DATA LISTING
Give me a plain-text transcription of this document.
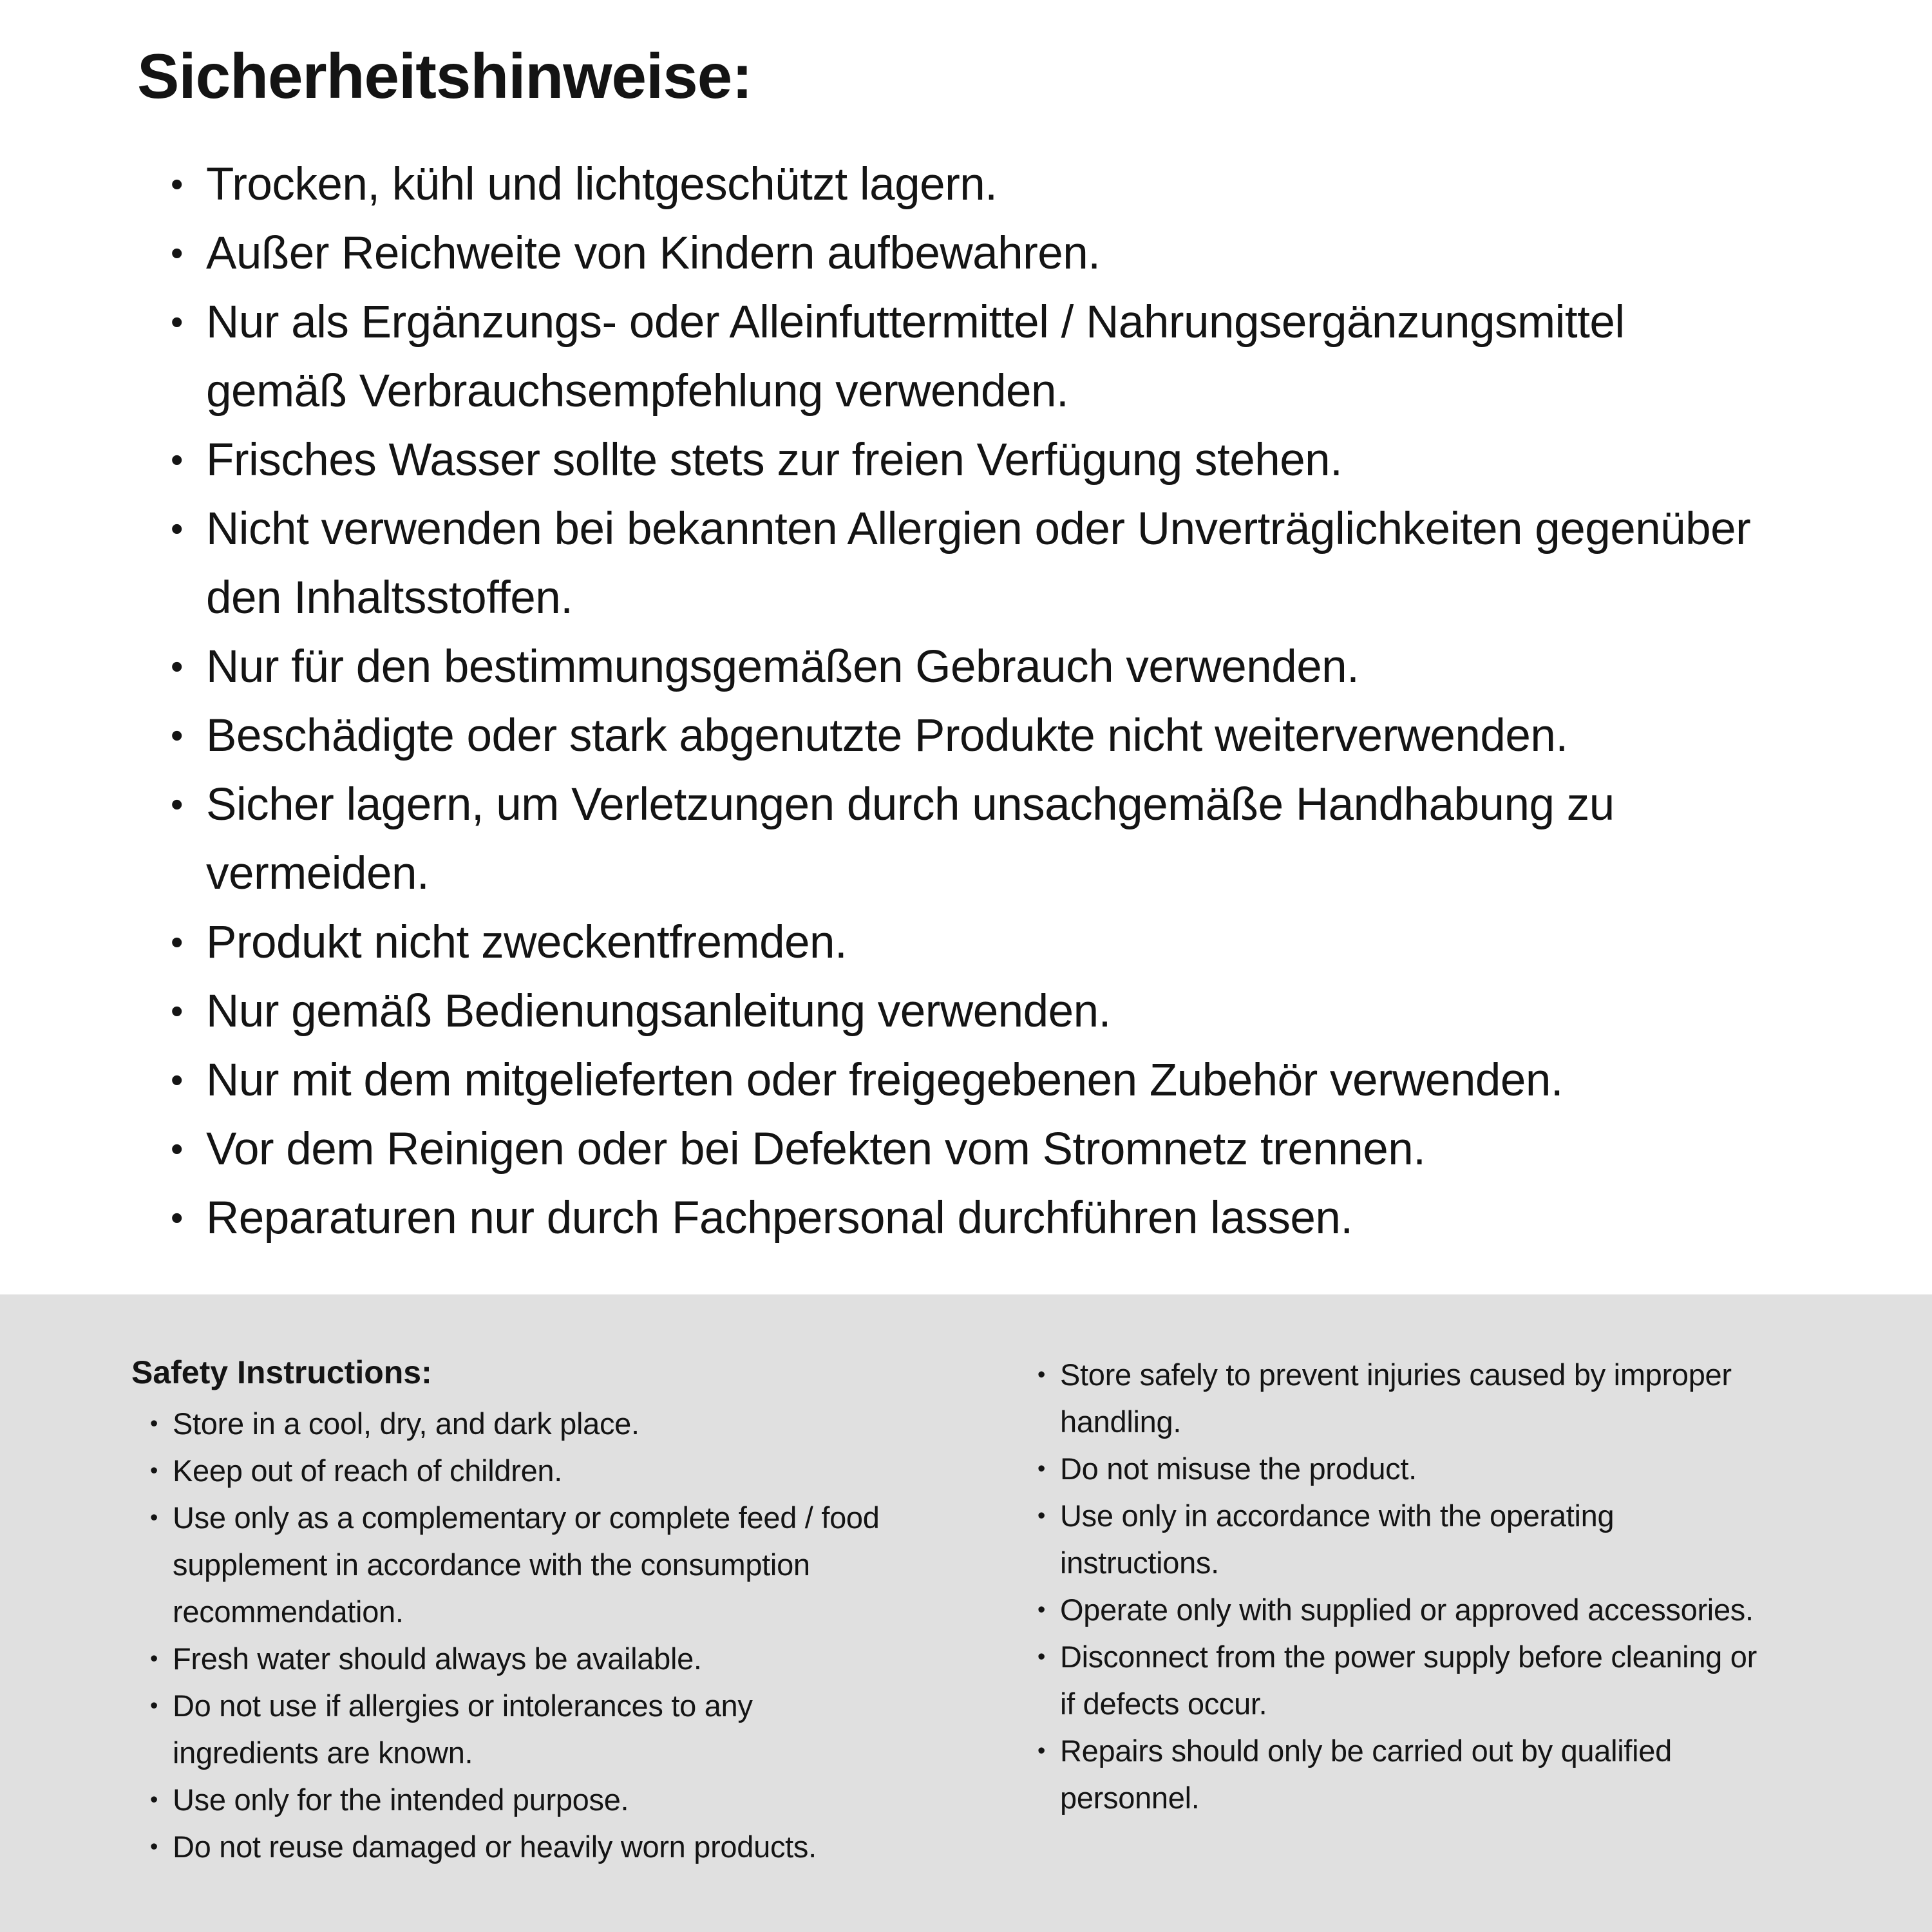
Sicherheitshinweise:
• Trocken, kühl und lichtgeschützt lagern.
• Außer Reichweite von Kindern aufbewahren.
• Nur als Ergänzungs- oder Alleinfuttermittel / Nahrungsergänzungsmittel gemäß Verbrauchsempfehlung verwenden.
• Frisches Wasser sollte stets zur freien Verfügung stehen.
• Nicht verwenden bei bekannten Allergien oder Unverträglichkeiten gegenüber den Inhaltsstoffen.
• Nur für den bestimmungsgemäßen Gebrauch verwenden.
• Beschädigte oder stark abgenutzte Produkte nicht weiterverwenden.
• Sicher lagern, um Verletzungen durch unsachgemäße Handhabung zu vermeiden.
• Produkt nicht zweckentfremden.
• Nur gemäß Bedienungsanleitung verwenden.
• Nur mit dem mitgelieferten oder freigegebenen Zubehör verwenden.
• Vor dem Reinigen oder bei Defekten vom Stromnetz trennen.
• Reparaturen nur durch Fachpersonal durchführen lassen.
Safety Instructions:
• Store in a cool, dry, and dark place.
• Keep out of reach of children.
• Use only as a complementary or complete feed / food supplement in accordance with the consumption recommendation.
• Fresh water should always be available.
• Do not use if allergies or intolerances to any ingredients are known.
• Use only for the intended purpose.
• Do not reuse damaged or heavily worn products.
• Store safely to prevent injuries caused by improper handling.
• Do not misuse the product.
• Use only in accordance with the operating instructions.
• Operate only with supplied or approved accessories.
• Disconnect from the power supply before cleaning or if defects occur.
• Repairs should only be carried out by qualified personnel.
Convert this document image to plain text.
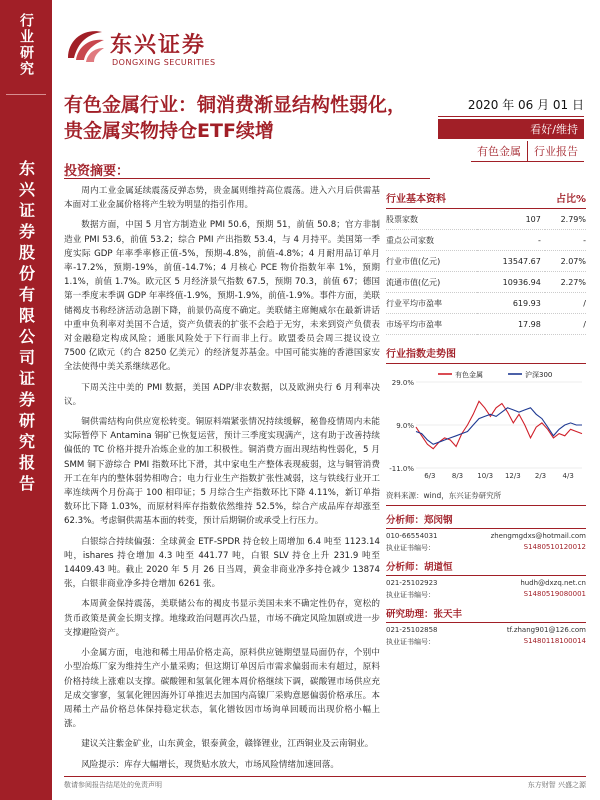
行业研究
东兴证券股份有限公司证券研究报告
东兴证券
DONGXING SECURITIES
有色金属行业：铜消费渐显结构性弱化，贵金属实物持仓ETF续增
2020 年 06 月 01 日
看好/维持
有色金属	行业报告
投资摘要：

周内工业金属延续震荡反弹态势，贵金属则维持高位震荡。进入六月后供需基本面对工业金属价格将产生较为明显的指引作用。

数据方面，中国 5 月官方制造业 PMI 50.6，预期 51，前值 50.8；官方非制造业 PMI 53.6，前值 53.2；综合 PMI 产出指数 53.4，与 4 月持平。美国第一季度实际 GDP 年率季率修正值-5%，预期-4.8%，前值-4.8%；4 月耐用品订单月率-17.2%，预期-19%，前值-14.7%；4 月核心 PCE 物价指数年率 1%，预期 1.1%，前值 1.7%。欧元区 5 月经济景气指数 67.5，预期 70.3，前值 67；德国第一季度末季调 GDP 年率终值-1.9%，预期-1.9%，前值-1.9%。事件方面，美联储褐皮书称经济活动急剧下降，前景仍高度不确定。美联储主席鲍威尔在最新讲话中重申负利率对美国不合适，资产负债表的扩张不会趋于无穷，未来到资产负债表对金融稳定构成风险；通胀风险处于下行而非上行。欧盟委员会周三提议设立 7500 亿欧元（约合 8250 亿美元）的经济复苏基金。中国可能实施的香港国家安全法使得中美关系继续恶化。

下周关注中美的 PMI 数据，美国 ADP/非农数据，以及欧洲央行 6 月利率决议。

铜供需结构向供应宽松转变。铜原料端紧张情况持续缓解，秘鲁疫情周内未能实际暂停下 Antamina 铜矿已恢复运营，预计三季度实现满产，这有助于改善持续偏低的 TC 价格并提升冶炼企业的加工积极性。铜消费方面出现结构性弱化，5 月 SMM 铜下游综合 PMI 指数环比下滑，其中家电生产整体表现疲弱，这与铜管消费开工在年内的整体弱势相吻合；电力行业生产指数扩张性减弱，这与铁线行业开工率连续两个月份高于 100 相印证；5 月综合生产指数环比下降 4.11%，新订单指数环比下降 1.03%，而原材料库存指数依然维持 52.5%，综合产成品库存却涨至 62.3%。考虑铜供需基本面的转变，预计后期铜价或承受上行压力。

白银综合持续偏强：全球黄金 ETF-SPDR 持仓较上周增加 6.4 吨至 1123.14 吨，ishares 持仓增加 4.3 吨至 441.77 吨，白银 SLV 持仓上升 231.9 吨至 14409.43 吨。截止 2020 年 5 月 26 日当周，黄金非商业净多持仓减少 13874 张，白银非商业净多持仓增加 6261 张。

本周黄金保持震荡，美联储公布的褐皮书显示美国未来不确定性仍存，宽松的货币政策是黄金长期支撑。地缘政治问题再次凸显，市场不确定风险加剧或进一步支撑避险资产。

小金属方面，电池和稀土用品价格走高，原料供应链期望显局面仍存，个别中小型冶炼厂家为维持生产小量采购；但这期订单因后市需求偏弱而未有超过，原料价格持续上涨难以支撑。碳酸锂和氢氧化锂本周价格继续下调，碳酸锂市场供应充足成交寥寥，氢氧化锂因海外订单推迟去加国内高镍厂采购意愿偏弱价格承压。本周稀土产品价格总体保持稳定状态，氧化镨钕因市场询单回暖而出现价格小幅上涨。

建议关注紫金矿业，山东黄金，银泰黄金，赣锋锂业，江西铜业及云南铜业。

风险提示：库存大幅增长，现货贴水放大，市场风险情绪加速回落。

行业基本资料	占比%
股票家数	107	2.79%
重点公司家数	-	-
行业市值(亿元)	13547.67	2.07%
流通市值(亿元)	10936.94	2.27%
行业平均市盈率	619.93	/
市场平均市盈率	17.98	/
行业指数走势图
29.0%
9.0%
-11.0%
6/3 8/3 10/3 12/3 2/3 4/3
有色金属	沪深300
资料来源：wind，东兴证券研究所
分析师：郑闵钢
010-66554031	zhengmgdxs@hotmail.com
执业证书编号：	S1480510120012
分析师：胡道恒
021-25102923	hudh@dxzq.net.cn
执业证书编号：	S1480519080001
研究助理：张天丰
021-25102858	tf.zhang901@126.com
执业证书编号：	S1480118100014
敬请参阅报告结尾处的免责声明	东方财智 兴盛之源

WHAT THE TASK REQUIRES
Search the listing for the string "should". Copy each line where it turns up.

OUTPUT OF THE EXERCISE
• Fresh water should always be available.
• Repairs should only be carried out by qualified personnel.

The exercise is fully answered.